**Texto selecionado**
STJ discute prazo para MP e Defensoria recorrerem de decisão do júri
A 3ª Seção do Superior Tribunal de Justiça começou a julgar qual é o termo inicial para membros do Ministério Público e da Defensoria Pública impugnarem decisões tomadas pelo Tribunal do Júri.
Freepik Relator propôs que prazo para recorrer da decisão do júri não comece após a sessão A questão está em análise no Tema 1.403 dos recursos repetitivos, sob relatoria do ministro Rogerio Schietti, o único a votar até agora.
O julgamento foi interrompido por pedido de vista do ministro Reynaldo Soares da Fonseca.
O caso trata da interpretação de dispositivos do Código de Processo Penal e do Código de Processo Civil que falam de intimação, prazos e nulidades processuais.
Schietti propôs estender ao caso das decisões do Tribunal do Júri a posição fixada pela 3ª Seção no Tema 959 do repetitivos, segundo a qual o prazo para recorrer começa no recebimento dos autos pelo órgão.
Essa posição já é pacificamente adotada nas turmas criminais da corte, segundo o magistrado.
E ela faz sentido porque exigir desses agentes públicos que o prazo recursal comece a correr a partir da realização da sessão plenária não leva em conta as condições especiais de trabalho das instituições às quais pertencem.
Prazo após o júri Isso porque promotores de Justiça e defensores públicos atuam em múltiplas audiências criminais e sessões plenárias de júri por semana e têm a obrigação de lidar com centenas, senão milhares, de processos simultaneamente.

**Dados extraídos**
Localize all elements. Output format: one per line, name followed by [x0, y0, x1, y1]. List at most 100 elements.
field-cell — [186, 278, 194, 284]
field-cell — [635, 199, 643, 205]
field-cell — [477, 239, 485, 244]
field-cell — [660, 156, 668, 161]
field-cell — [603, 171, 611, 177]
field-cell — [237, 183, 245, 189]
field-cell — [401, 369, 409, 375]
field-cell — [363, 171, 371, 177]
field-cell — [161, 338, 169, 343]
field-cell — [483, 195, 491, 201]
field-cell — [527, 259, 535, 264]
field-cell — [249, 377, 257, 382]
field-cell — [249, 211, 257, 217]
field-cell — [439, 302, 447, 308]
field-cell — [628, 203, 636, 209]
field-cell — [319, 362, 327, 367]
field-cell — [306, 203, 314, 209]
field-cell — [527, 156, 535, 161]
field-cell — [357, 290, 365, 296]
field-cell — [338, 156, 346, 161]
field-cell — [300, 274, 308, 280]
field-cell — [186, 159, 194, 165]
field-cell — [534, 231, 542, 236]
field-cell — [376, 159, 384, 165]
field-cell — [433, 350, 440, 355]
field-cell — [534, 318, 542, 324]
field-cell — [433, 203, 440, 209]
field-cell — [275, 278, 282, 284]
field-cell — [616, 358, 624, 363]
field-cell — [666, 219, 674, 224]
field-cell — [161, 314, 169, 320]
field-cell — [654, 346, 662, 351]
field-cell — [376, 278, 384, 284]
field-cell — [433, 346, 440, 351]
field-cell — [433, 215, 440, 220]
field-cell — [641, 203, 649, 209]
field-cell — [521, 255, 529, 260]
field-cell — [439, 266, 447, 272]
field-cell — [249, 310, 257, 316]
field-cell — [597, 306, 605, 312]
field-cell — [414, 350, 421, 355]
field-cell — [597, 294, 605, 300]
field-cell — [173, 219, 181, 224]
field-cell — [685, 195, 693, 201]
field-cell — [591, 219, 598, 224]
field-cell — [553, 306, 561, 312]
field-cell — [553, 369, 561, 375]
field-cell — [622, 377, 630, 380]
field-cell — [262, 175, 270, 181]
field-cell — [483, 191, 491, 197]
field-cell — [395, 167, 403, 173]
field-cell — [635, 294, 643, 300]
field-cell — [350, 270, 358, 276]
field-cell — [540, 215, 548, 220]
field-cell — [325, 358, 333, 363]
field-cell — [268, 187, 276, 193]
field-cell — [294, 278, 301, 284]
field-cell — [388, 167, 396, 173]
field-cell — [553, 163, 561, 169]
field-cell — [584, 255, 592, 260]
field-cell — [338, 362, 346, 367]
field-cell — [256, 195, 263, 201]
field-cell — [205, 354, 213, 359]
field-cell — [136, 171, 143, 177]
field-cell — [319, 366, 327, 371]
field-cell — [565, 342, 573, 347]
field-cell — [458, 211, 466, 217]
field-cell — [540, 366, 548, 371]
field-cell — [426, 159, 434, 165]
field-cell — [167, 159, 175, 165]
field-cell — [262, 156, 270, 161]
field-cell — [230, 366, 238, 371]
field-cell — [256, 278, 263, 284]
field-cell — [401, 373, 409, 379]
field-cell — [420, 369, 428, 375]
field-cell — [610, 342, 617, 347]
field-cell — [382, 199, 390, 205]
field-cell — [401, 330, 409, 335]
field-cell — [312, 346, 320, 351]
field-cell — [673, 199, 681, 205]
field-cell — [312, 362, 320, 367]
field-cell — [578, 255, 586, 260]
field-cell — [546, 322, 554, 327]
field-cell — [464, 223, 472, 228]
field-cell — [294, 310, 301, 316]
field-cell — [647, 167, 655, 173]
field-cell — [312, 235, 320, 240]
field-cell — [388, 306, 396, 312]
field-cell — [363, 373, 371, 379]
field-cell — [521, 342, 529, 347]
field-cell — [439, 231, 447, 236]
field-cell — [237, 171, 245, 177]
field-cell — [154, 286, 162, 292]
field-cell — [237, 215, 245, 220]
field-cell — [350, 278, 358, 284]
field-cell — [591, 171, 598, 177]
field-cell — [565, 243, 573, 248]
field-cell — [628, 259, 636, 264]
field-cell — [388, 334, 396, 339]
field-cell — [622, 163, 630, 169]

**Enunciado**
Indique se cada afirmação a seguir está de acordo com a notícia sobre o prazo para recorrer de decisões do júri, respondendo sim ou não e citando literalmente as palavras do texto que decidem a resposta.
1. O ministro Rogerio Schietti é o relator do Tema 1.403.
2. O julgamento foi concluído com os votos de todos os ministros da 3ª Seção.
3. Pelo Tema 959, o prazo para recorrer começa a correr a partir da realização da sessão plenária.

**Resolução do exercício**
1. Sim: "sob relatoria do ministro Rogerio Schietti".
2. Não: "O julgamento foi interrompido por pedido de vista do ministro Reynaldo Soares da Fonseca."
3. Não: "o prazo para recorrer começa no recebimento dos autos pelo órgão".